[Stored records]
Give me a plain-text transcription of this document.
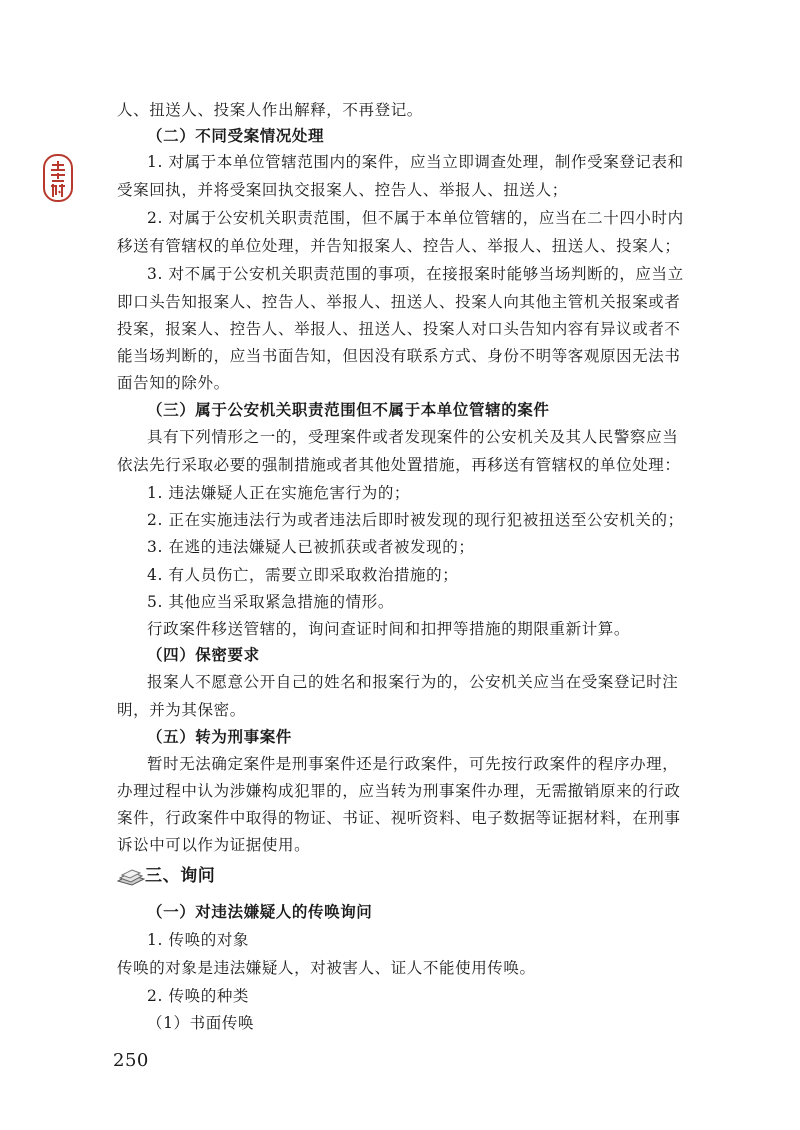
人、扭送人、投案人作出解释，不再登记。
（二）不同受案情况处理
1. 对属于本单位管辖范围内的案件，应当立即调查处理，制作受案登记表和
受案回执，并将受案回执交报案人、控告人、举报人、扭送人；
2. 对属于公安机关职责范围，但不属于本单位管辖的，应当在二十四小时内
移送有管辖权的单位处理，并告知报案人、控告人、举报人、扭送人、投案人；
3. 对不属于公安机关职责范围的事项，在接报案时能够当场判断的，应当立
即口头告知报案人、控告人、举报人、扭送人、投案人向其他主管机关报案或者
投案，报案人、控告人、举报人、扭送人、投案人对口头告知内容有异议或者不
能当场判断的，应当书面告知，但因没有联系方式、身份不明等客观原因无法书
面告知的除外。
（三）属于公安机关职责范围但不属于本单位管辖的案件
具有下列情形之一的，受理案件或者发现案件的公安机关及其人民警察应当
依法先行采取必要的强制措施或者其他处置措施，再移送有管辖权的单位处理：
1. 违法嫌疑人正在实施危害行为的；
2. 正在实施违法行为或者违法后即时被发现的现行犯被扭送至公安机关的；
3. 在逃的违法嫌疑人已被抓获或者被发现的；
4. 有人员伤亡，需要立即采取救治措施的；
5. 其他应当采取紧急措施的情形。
行政案件移送管辖的，询问查证时间和扣押等措施的期限重新计算。
（四）保密要求
报案人不愿意公开自己的姓名和报案行为的，公安机关应当在受案登记时注
明，并为其保密。
（五）转为刑事案件
暂时无法确定案件是刑事案件还是行政案件，可先按行政案件的程序办理，
办理过程中认为涉嫌构成犯罪的，应当转为刑事案件办理，无需撤销原来的行政
案件，行政案件中取得的物证、书证、视听资料、电子数据等证据材料，在刑事
诉讼中可以作为证据使用。
三、询问
（一）对违法嫌疑人的传唤询问
1. 传唤的对象
传唤的对象是违法嫌疑人，对被害人、证人不能使用传唤。
2. 传唤的种类
（1）书面传唤
250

**DIRECTION:**
Quote every record above exactly, leaving out the pictures.

**REPLY:**
Give me a plain-text transcription of this document.
人、扭送人、投案人作出解释，不再登记。
（二）不同受案情况处理
1. 对属于本单位管辖范围内的案件，应当立即调查处理，制作受案登记表和
受案回执，并将受案回执交报案人、控告人、举报人、扭送人；
2. 对属于公安机关职责范围，但不属于本单位管辖的，应当在二十四小时内
移送有管辖权的单位处理，并告知报案人、控告人、举报人、扭送人、投案人；
3. 对不属于公安机关职责范围的事项，在接报案时能够当场判断的，应当立
即口头告知报案人、控告人、举报人、扭送人、投案人向其他主管机关报案或者
投案，报案人、控告人、举报人、扭送人、投案人对口头告知内容有异议或者不
能当场判断的，应当书面告知，但因没有联系方式、身份不明等客观原因无法书
面告知的除外。
（三）属于公安机关职责范围但不属于本单位管辖的案件
具有下列情形之一的，受理案件或者发现案件的公安机关及其人民警察应当
依法先行采取必要的强制措施或者其他处置措施，再移送有管辖权的单位处理：
1. 违法嫌疑人正在实施危害行为的；
2. 正在实施违法行为或者违法后即时被发现的现行犯被扭送至公安机关的；
3. 在逃的违法嫌疑人已被抓获或者被发现的；
4. 有人员伤亡，需要立即采取救治措施的；
5. 其他应当采取紧急措施的情形。
行政案件移送管辖的，询问查证时间和扣押等措施的期限重新计算。
（四）保密要求
报案人不愿意公开自己的姓名和报案行为的，公安机关应当在受案登记时注
明，并为其保密。
（五）转为刑事案件
暂时无法确定案件是刑事案件还是行政案件，可先按行政案件的程序办理，
办理过程中认为涉嫌构成犯罪的，应当转为刑事案件办理，无需撤销原来的行政
案件，行政案件中取得的物证、书证、视听资料、电子数据等证据材料，在刑事
诉讼中可以作为证据使用。
三、询问
（一）对违法嫌疑人的传唤询问
1. 传唤的对象
传唤的对象是违法嫌疑人，对被害人、证人不能使用传唤。
2. 传唤的种类
（1）书面传唤
250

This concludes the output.